# Requirements
All the data should come back exactly as it was given.
# START OF Material supplied
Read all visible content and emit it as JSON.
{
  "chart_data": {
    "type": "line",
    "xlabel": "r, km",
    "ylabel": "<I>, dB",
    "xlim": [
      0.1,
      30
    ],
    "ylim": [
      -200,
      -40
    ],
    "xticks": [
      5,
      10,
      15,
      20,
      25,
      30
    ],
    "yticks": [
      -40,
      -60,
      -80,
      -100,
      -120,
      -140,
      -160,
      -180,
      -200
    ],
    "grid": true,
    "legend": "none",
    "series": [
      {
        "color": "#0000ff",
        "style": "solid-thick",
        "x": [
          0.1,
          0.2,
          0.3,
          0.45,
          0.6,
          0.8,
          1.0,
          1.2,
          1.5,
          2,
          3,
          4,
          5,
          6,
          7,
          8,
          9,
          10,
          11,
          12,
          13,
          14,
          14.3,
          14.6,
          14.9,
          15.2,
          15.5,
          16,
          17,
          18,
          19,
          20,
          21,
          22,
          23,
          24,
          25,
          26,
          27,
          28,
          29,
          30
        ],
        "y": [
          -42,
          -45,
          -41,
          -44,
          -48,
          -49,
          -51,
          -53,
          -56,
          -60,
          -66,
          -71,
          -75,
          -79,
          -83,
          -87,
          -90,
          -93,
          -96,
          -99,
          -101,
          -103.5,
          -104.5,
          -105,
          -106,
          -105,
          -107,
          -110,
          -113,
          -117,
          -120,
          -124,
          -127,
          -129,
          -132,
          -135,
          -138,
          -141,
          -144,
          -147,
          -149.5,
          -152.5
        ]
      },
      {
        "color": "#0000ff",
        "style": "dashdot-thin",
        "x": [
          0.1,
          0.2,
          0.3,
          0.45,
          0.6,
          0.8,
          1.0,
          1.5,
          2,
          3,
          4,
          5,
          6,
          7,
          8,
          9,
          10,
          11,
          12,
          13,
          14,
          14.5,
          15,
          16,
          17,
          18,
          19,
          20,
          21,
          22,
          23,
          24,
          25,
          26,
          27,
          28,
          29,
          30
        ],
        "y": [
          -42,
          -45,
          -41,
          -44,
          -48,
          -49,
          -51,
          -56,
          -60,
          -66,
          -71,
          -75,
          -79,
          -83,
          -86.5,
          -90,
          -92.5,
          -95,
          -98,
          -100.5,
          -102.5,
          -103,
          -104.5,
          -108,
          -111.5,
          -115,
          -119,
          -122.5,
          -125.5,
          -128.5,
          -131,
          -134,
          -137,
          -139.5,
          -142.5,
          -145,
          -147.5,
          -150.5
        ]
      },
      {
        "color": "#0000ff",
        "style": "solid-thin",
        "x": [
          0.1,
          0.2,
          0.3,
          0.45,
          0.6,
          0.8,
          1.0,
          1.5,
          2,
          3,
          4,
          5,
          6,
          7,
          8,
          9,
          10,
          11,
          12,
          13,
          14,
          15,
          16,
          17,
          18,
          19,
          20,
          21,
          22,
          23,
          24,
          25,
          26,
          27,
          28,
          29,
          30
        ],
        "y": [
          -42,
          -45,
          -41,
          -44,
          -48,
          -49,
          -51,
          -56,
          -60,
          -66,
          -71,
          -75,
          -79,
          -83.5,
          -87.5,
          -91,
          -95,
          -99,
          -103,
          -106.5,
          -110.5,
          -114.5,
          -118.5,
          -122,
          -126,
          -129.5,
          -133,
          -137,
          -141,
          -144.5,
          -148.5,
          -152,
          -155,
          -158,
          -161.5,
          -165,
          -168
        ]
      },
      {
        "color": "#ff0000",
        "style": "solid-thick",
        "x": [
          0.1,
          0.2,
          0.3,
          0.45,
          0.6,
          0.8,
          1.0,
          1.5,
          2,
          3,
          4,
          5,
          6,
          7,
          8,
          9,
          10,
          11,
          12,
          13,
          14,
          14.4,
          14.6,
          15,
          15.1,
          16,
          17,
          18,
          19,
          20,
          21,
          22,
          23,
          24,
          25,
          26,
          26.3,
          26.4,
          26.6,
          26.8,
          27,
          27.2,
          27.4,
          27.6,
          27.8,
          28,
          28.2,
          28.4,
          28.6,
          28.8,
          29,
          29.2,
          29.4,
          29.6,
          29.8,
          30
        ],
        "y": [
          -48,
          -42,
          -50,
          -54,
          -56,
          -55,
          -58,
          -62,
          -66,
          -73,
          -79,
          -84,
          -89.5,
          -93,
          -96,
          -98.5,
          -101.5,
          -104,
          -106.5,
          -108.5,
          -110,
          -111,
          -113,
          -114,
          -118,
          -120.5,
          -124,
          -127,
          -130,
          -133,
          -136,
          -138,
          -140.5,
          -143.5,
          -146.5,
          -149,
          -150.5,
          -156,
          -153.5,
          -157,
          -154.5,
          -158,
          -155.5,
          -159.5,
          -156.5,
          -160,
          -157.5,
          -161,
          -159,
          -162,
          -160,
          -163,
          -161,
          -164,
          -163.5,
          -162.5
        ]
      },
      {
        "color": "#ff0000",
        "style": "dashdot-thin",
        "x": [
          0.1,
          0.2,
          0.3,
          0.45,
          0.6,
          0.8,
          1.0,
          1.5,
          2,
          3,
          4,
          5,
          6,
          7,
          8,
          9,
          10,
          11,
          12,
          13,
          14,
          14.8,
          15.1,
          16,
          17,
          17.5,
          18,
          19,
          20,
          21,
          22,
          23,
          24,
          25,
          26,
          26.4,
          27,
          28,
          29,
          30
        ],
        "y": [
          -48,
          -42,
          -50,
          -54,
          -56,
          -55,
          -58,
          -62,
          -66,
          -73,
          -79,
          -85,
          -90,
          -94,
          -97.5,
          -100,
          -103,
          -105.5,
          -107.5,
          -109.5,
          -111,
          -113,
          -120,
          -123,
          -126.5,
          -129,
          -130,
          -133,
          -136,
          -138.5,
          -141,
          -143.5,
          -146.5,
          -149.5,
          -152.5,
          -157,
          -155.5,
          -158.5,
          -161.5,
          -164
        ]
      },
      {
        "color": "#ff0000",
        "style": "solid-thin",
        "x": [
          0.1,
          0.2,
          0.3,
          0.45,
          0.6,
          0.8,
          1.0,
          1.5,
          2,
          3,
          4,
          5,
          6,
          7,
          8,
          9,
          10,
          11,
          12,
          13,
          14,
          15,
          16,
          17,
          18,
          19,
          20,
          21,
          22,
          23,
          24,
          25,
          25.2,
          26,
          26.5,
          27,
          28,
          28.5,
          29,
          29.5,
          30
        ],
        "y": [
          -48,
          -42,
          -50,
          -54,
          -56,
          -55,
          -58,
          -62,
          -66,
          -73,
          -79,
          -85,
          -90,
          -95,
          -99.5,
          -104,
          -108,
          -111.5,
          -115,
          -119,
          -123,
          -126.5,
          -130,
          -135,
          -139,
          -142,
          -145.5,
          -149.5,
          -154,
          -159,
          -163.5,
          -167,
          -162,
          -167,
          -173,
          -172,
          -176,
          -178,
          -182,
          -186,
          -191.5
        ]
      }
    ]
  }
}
# END OF Material supplied
# Result of the task
Read all visible content and emit it as JSON.
{
  "chart_data": {
    "type": "line",
    "xlabel": "r, km",
    "ylabel": "<I>, dB",
    "xlim": [
      0.1,
      30
    ],
    "ylim": [
      -200,
      -40
    ],
    "xticks": [
      5,
      10,
      15,
      20,
      25,
      30
    ],
    "yticks": [
      -40,
      -60,
      -80,
      -100,
      -120,
      -140,
      -160,
      -180,
      -200
    ],
    "grid": true,
    "legend": "none",
    "series": [
      {
        "color": "#0000ff",
        "style": "solid-thick",
        "x": [
          0.1,
          0.2,
          0.3,
          0.45,
          0.6,
          0.8,
          1.0,
          1.2,
          1.5,
          2,
          3,
          4,
          5,
          6,
          7,
          8,
          9,
          10,
          11,
          12,
          13,
          14,
          14.3,
          14.6,
          14.9,
          15.2,
          15.5,
          16,
          17,
          18,
          19,
          20,
          21,
          22,
          23,
          24,
          25,
          26,
          27,
          28,
          29,
          30
        ],
        "y": [
          -42,
          -45,
          -41,
          -44,
          -48,
          -49,
          -51,
          -53,
          -56,
          -60,
          -66,
          -71,
          -75,
          -79,
          -83,
          -87,
          -90,
          -93,
          -96,
          -99,
          -101,
          -103.5,
          -104.5,
          -105,
          -106,
          -105,
          -107,
          -110,
          -113,
          -117,
          -120,
          -124,
          -127,
          -129,
          -132,
          -135,
          -138,
          -141,
          -144,
          -147,
          -149.5,
          -152.5
        ]
      },
      {
        "color": "#0000ff",
        "style": "dashdot-thin",
        "x": [
          0.1,
          0.2,
          0.3,
          0.45,
          0.6,
          0.8,
          1.0,
          1.5,
          2,
          3,
          4,
          5,
          6,
          7,
          8,
          9,
          10,
          11,
          12,
          13,
          14,
          14.5,
          15,
          16,
          17,
          18,
          19,
          20,
          21,
          22,
          23,
          24,
          25,
          26,
          27,
          28,
          29,
          30
        ],
        "y": [
          -42,
          -45,
          -41,
          -44,
          -48,
          -49,
          -51,
          -56,
          -60,
          -66,
          -71,
          -75,
          -79,
          -83,
          -86.5,
          -90,
          -92.5,
          -95,
          -98,
          -100.5,
          -102.5,
          -103,
          -104.5,
          -108,
          -111.5,
          -115,
          -119,
          -122.5,
          -125.5,
          -128.5,
          -131,
          -134,
          -137,
          -139.5,
          -142.5,
          -145,
          -147.5,
          -150.5
        ]
      },
      {
        "color": "#0000ff",
        "style": "solid-thin",
        "x": [
          0.1,
          0.2,
          0.3,
          0.45,
          0.6,
          0.8,
          1.0,
          1.5,
          2,
          3,
          4,
          5,
          6,
          7,
          8,
          9,
          10,
          11,
          12,
          13,
          14,
          15,
          16,
          17,
          18,
          19,
          20,
          21,
          22,
          23,
          24,
          25,
          26,
          27,
          28,
          29,
          30
        ],
        "y": [
          -42,
          -45,
          -41,
          -44,
          -48,
          -49,
          -51,
          -56,
          -60,
          -66,
          -71,
          -75,
          -79,
          -83.5,
          -87.5,
          -91,
          -95,
          -99,
          -103,
          -106.5,
          -110.5,
          -114.5,
          -118.5,
          -122,
          -126,
          -129.5,
          -133,
          -137,
          -141,
          -144.5,
          -148.5,
          -152,
          -155,
          -158,
          -161.5,
          -165,
          -168
        ]
      },
      {
        "color": "#ff0000",
        "style": "solid-thick",
        "x": [
          0.1,
          0.2,
          0.3,
          0.45,
          0.6,
          0.8,
          1.0,
          1.5,
          2,
          3,
          4,
          5,
          6,
          7,
          8,
          9,
          10,
          11,
          12,
          13,
          14,
          14.4,
          14.6,
          15,
          15.1,
          16,
          17,
          18,
          19,
          20,
          21,
          22,
          23,
          24,
          25,
          26,
          26.3,
          26.4,
          26.6,
          26.8,
          27,
          27.2,
          27.4,
          27.6,
          27.8,
          28,
          28.2,
          28.4,
          28.6,
          28.8,
          29,
          29.2,
          29.4,
          29.6,
          29.8,
          30
        ],
        "y": [
          -48,
          -42,
          -50,
          -54,
          -56,
          -55,
          -58,
          -62,
          -66,
          -73,
          -79,
          -84,
          -89.5,
          -93,
          -96,
          -98.5,
          -101.5,
          -104,
          -106.5,
          -108.5,
          -110,
          -111,
          -113,
          -114,
          -118,
          -120.5,
          -124,
          -127,
          -130,
          -133,
          -136,
          -138,
          -140.5,
          -143.5,
          -146.5,
          -149,
          -150.5,
          -156,
          -153.5,
          -157,
          -154.5,
          -158,
          -155.5,
          -159.5,
          -156.5,
          -160,
          -157.5,
          -161,
          -159,
          -162,
          -160,
          -163,
          -161,
          -164,
          -163.5,
          -162.5
        ]
      },
      {
        "color": "#ff0000",
        "style": "dashdot-thin",
        "x": [
          0.1,
          0.2,
          0.3,
          0.45,
          0.6,
          0.8,
          1.0,
          1.5,
          2,
          3,
          4,
          5,
          6,
          7,
          8,
          9,
          10,
          11,
          12,
          13,
          14,
          14.8,
          15.1,
          16,
          17,
          17.5,
          18,
          19,
          20,
          21,
          22,
          23,
          24,
          25,
          26,
          26.4,
          27,
          28,
          29,
          30
        ],
        "y": [
          -48,
          -42,
          -50,
          -54,
          -56,
          -55,
          -58,
          -62,
          -66,
          -73,
          -79,
          -85,
          -90,
          -94,
          -97.5,
          -100,
          -103,
          -105.5,
          -107.5,
          -109.5,
          -111,
          -113,
          -120,
          -123,
          -126.5,
          -129,
          -130,
          -133,
          -136,
          -138.5,
          -141,
          -143.5,
          -146.5,
          -149.5,
          -152.5,
          -157,
          -155.5,
          -158.5,
          -161.5,
          -164
        ]
      },
      {
        "color": "#ff0000",
        "style": "solid-thin",
        "x": [
          0.1,
          0.2,
          0.3,
          0.45,
          0.6,
          0.8,
          1.0,
          1.5,
          2,
          3,
          4,
          5,
          6,
          7,
          8,
          9,
          10,
          11,
          12,
          13,
          14,
          15,
          16,
          17,
          18,
          19,
          20,
          21,
          22,
          23,
          24,
          25,
          25.2,
          26,
          26.5,
          27,
          28,
          28.5,
          29,
          29.5,
          30
        ],
        "y": [
          -48,
          -42,
          -50,
          -54,
          -56,
          -55,
          -58,
          -62,
          -66,
          -73,
          -79,
          -85,
          -90,
          -95,
          -99.5,
          -104,
          -108,
          -111.5,
          -115,
          -119,
          -123,
          -126.5,
          -130,
          -135,
          -139,
          -142,
          -145.5,
          -149.5,
          -154,
          -159,
          -163.5,
          -167,
          -162,
          -167,
          -173,
          -172,
          -176,
          -178,
          -182,
          -186,
          -191.5
        ]
      }
    ]
  }
}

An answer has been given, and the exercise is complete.